>>>>
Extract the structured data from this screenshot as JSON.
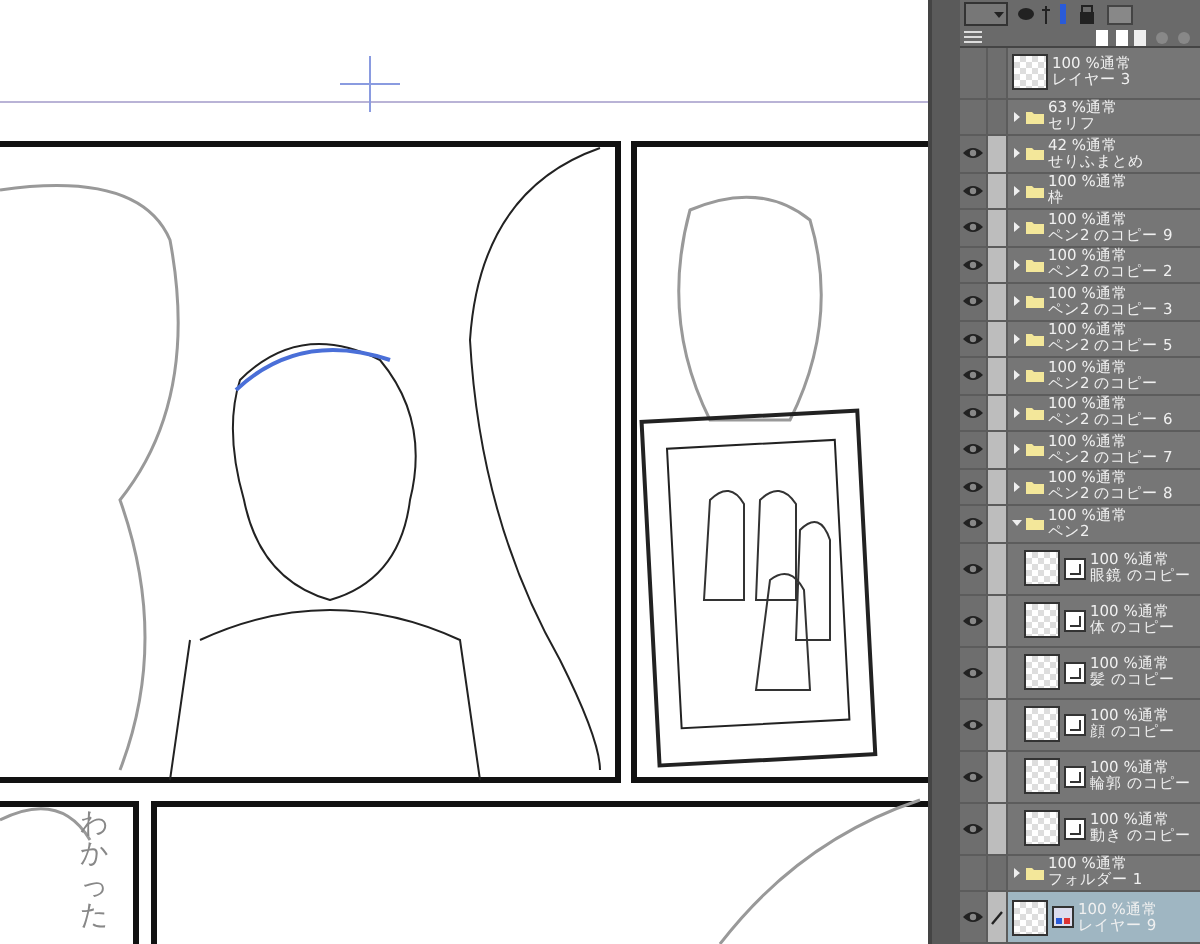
{
  "canvas": {
    "handwritten_text": "わかった"
  },
  "layers": [
    {
      "kind": "layer",
      "mode": "100 %通常",
      "name": "レイヤー 3",
      "visible": false,
      "selected": false
    },
    {
      "kind": "folder",
      "mode": "63 %通常",
      "name": "セリフ",
      "visible": false,
      "selected": false,
      "expanded": false
    },
    {
      "kind": "folder",
      "mode": "42 %通常",
      "name": "せりふまとめ",
      "visible": true,
      "selected": false,
      "expanded": false
    },
    {
      "kind": "folder",
      "mode": "100 %通常",
      "name": "枠",
      "visible": true,
      "selected": false,
      "expanded": false
    },
    {
      "kind": "folder",
      "mode": "100 %通常",
      "name": "ペン2 のコピー 9",
      "visible": true,
      "selected": false,
      "expanded": false
    },
    {
      "kind": "folder",
      "mode": "100 %通常",
      "name": "ペン2 のコピー 2",
      "visible": true,
      "selected": false,
      "expanded": false
    },
    {
      "kind": "folder",
      "mode": "100 %通常",
      "name": "ペン2 のコピー 3",
      "visible": true,
      "selected": false,
      "expanded": false
    },
    {
      "kind": "folder",
      "mode": "100 %通常",
      "name": "ペン2 のコピー 5",
      "visible": true,
      "selected": false,
      "expanded": false
    },
    {
      "kind": "folder",
      "mode": "100 %通常",
      "name": "ペン2 のコピー",
      "visible": true,
      "selected": false,
      "expanded": false
    },
    {
      "kind": "folder",
      "mode": "100 %通常",
      "name": "ペン2 のコピー 6",
      "visible": true,
      "selected": false,
      "expanded": false
    },
    {
      "kind": "folder",
      "mode": "100 %通常",
      "name": "ペン2 のコピー 7",
      "visible": true,
      "selected": false,
      "expanded": false
    },
    {
      "kind": "folder",
      "mode": "100 %通常",
      "name": "ペン2 のコピー 8",
      "visible": true,
      "selected": false,
      "expanded": false
    },
    {
      "kind": "folder",
      "mode": "100 %通常",
      "name": "ペン2",
      "visible": true,
      "selected": false,
      "expanded": true,
      "children": [
        {
          "kind": "layer",
          "mode": "100 %通常",
          "name": "眼鏡 のコピー",
          "visible": true,
          "selected": false
        },
        {
          "kind": "layer",
          "mode": "100 %通常",
          "name": "体 のコピー",
          "visible": true,
          "selected": false
        },
        {
          "kind": "layer",
          "mode": "100 %通常",
          "name": "髪 のコピー",
          "visible": true,
          "selected": false
        },
        {
          "kind": "layer",
          "mode": "100 %通常",
          "name": "顔 のコピー",
          "visible": true,
          "selected": false
        },
        {
          "kind": "layer",
          "mode": "100 %通常",
          "name": "輪郭 のコピー",
          "visible": true,
          "selected": false
        },
        {
          "kind": "layer",
          "mode": "100 %通常",
          "name": "動き のコピー",
          "visible": true,
          "selected": false
        }
      ]
    },
    {
      "kind": "folder",
      "mode": "100 %通常",
      "name": "フォルダー 1",
      "visible": false,
      "selected": false,
      "expanded": false
    },
    {
      "kind": "layer",
      "mode": "100 %通常",
      "name": "レイヤー 9",
      "visible": true,
      "selected": true
    }
  ]
}
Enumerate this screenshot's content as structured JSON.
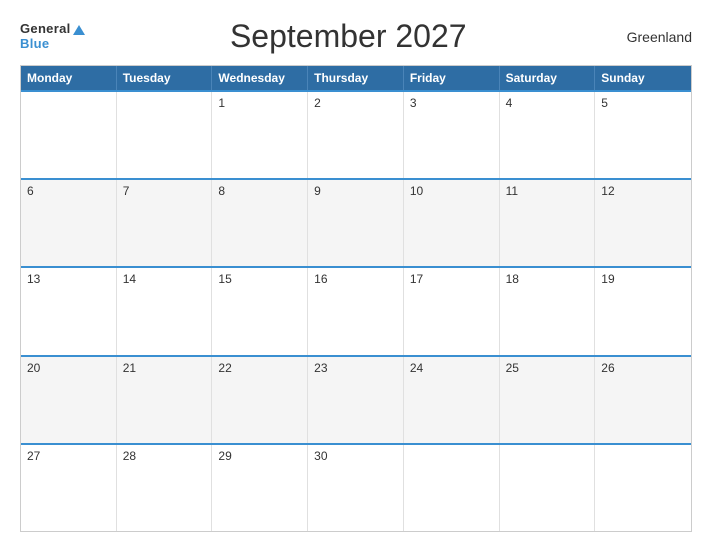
{
  "header": {
    "logo_general": "General",
    "logo_blue": "Blue",
    "title": "September 2027",
    "region": "Greenland"
  },
  "calendar": {
    "days_of_week": [
      "Monday",
      "Tuesday",
      "Wednesday",
      "Thursday",
      "Friday",
      "Saturday",
      "Sunday"
    ],
    "weeks": [
      [
        {
          "day": "",
          "empty": true
        },
        {
          "day": "",
          "empty": true
        },
        {
          "day": "1",
          "empty": false
        },
        {
          "day": "2",
          "empty": false
        },
        {
          "day": "3",
          "empty": false
        },
        {
          "day": "4",
          "empty": false
        },
        {
          "day": "5",
          "empty": false
        }
      ],
      [
        {
          "day": "6",
          "empty": false
        },
        {
          "day": "7",
          "empty": false
        },
        {
          "day": "8",
          "empty": false
        },
        {
          "day": "9",
          "empty": false
        },
        {
          "day": "10",
          "empty": false
        },
        {
          "day": "11",
          "empty": false
        },
        {
          "day": "12",
          "empty": false
        }
      ],
      [
        {
          "day": "13",
          "empty": false
        },
        {
          "day": "14",
          "empty": false
        },
        {
          "day": "15",
          "empty": false
        },
        {
          "day": "16",
          "empty": false
        },
        {
          "day": "17",
          "empty": false
        },
        {
          "day": "18",
          "empty": false
        },
        {
          "day": "19",
          "empty": false
        }
      ],
      [
        {
          "day": "20",
          "empty": false
        },
        {
          "day": "21",
          "empty": false
        },
        {
          "day": "22",
          "empty": false
        },
        {
          "day": "23",
          "empty": false
        },
        {
          "day": "24",
          "empty": false
        },
        {
          "day": "25",
          "empty": false
        },
        {
          "day": "26",
          "empty": false
        }
      ],
      [
        {
          "day": "27",
          "empty": false
        },
        {
          "day": "28",
          "empty": false
        },
        {
          "day": "29",
          "empty": false
        },
        {
          "day": "30",
          "empty": false
        },
        {
          "day": "",
          "empty": true
        },
        {
          "day": "",
          "empty": true
        },
        {
          "day": "",
          "empty": true
        }
      ]
    ]
  }
}
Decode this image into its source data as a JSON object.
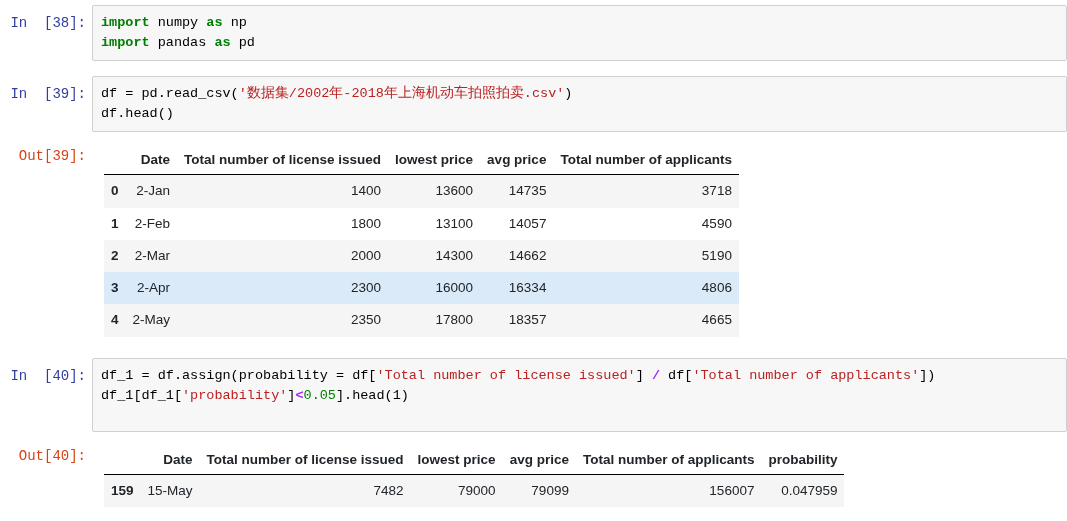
{
  "cells": [
    {
      "prompt": "In  [38]:",
      "lines": [
        [
          {
            "kind": "keyword",
            "text": "import"
          },
          {
            "kind": "plain",
            "text": " numpy "
          },
          {
            "kind": "keyword",
            "text": "as"
          },
          {
            "kind": "plain",
            "text": " np"
          }
        ],
        [
          {
            "kind": "keyword",
            "text": "import"
          },
          {
            "kind": "plain",
            "text": " pandas "
          },
          {
            "kind": "keyword",
            "text": "as"
          },
          {
            "kind": "plain",
            "text": " pd"
          }
        ]
      ]
    },
    {
      "prompt": "In  [39]:",
      "lines": [
        [
          {
            "kind": "plain",
            "text": "df = pd.read_csv("
          },
          {
            "kind": "string",
            "text": "'数据集/2002年-2018年上海机动车拍照拍卖.csv'"
          },
          {
            "kind": "plain",
            "text": ")"
          }
        ],
        [
          {
            "kind": "plain",
            "text": "df.head()"
          }
        ]
      ],
      "output": {
        "prompt": "Out[39]:",
        "columns": [
          "Date",
          "Total number of license issued",
          "lowest price",
          "avg price",
          "Total number of applicants"
        ],
        "rows": [
          {
            "index": "0",
            "cells": [
              "2-Jan",
              "1400",
              "13600",
              "14735",
              "3718"
            ],
            "selected": false
          },
          {
            "index": "1",
            "cells": [
              "2-Feb",
              "1800",
              "13100",
              "14057",
              "4590"
            ],
            "selected": false
          },
          {
            "index": "2",
            "cells": [
              "2-Mar",
              "2000",
              "14300",
              "14662",
              "5190"
            ],
            "selected": false
          },
          {
            "index": "3",
            "cells": [
              "2-Apr",
              "2300",
              "16000",
              "16334",
              "4806"
            ],
            "selected": true
          },
          {
            "index": "4",
            "cells": [
              "2-May",
              "2350",
              "17800",
              "18357",
              "4665"
            ],
            "selected": false
          }
        ]
      }
    },
    {
      "prompt": "In  [40]:",
      "lines": [
        [
          {
            "kind": "plain",
            "text": "df_1 = df.assign(probability = df["
          },
          {
            "kind": "string",
            "text": "'Total number of license issued'"
          },
          {
            "kind": "plain",
            "text": "] "
          },
          {
            "kind": "operator",
            "text": "/"
          },
          {
            "kind": "plain",
            "text": " df["
          },
          {
            "kind": "string",
            "text": "'Total number of applicants'"
          },
          {
            "kind": "plain",
            "text": "])"
          }
        ],
        [
          {
            "kind": "plain",
            "text": "df_1[df_1["
          },
          {
            "kind": "string",
            "text": "'probability'"
          },
          {
            "kind": "plain",
            "text": "]"
          },
          {
            "kind": "operator",
            "text": "<"
          },
          {
            "kind": "number",
            "text": "0.05"
          },
          {
            "kind": "plain",
            "text": "].head(1)"
          }
        ]
      ],
      "output": {
        "prompt": "Out[40]:",
        "columns": [
          "Date",
          "Total number of license issued",
          "lowest price",
          "avg price",
          "Total number of applicants",
          "probability"
        ],
        "rows": [
          {
            "index": "159",
            "cells": [
              "15-May",
              "7482",
              "79000",
              "79099",
              "156007",
              "0.047959"
            ],
            "selected": false
          }
        ]
      }
    }
  ]
}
<<<<
WHAT YOU HAVE TO DO = Using the records above, list each line that includes "index".

THE COMPLETED TASK =
            "index": "0",
            "index": "1",
            "index": "2",
            "index": "3",
            "index": "4",
            "index": "159",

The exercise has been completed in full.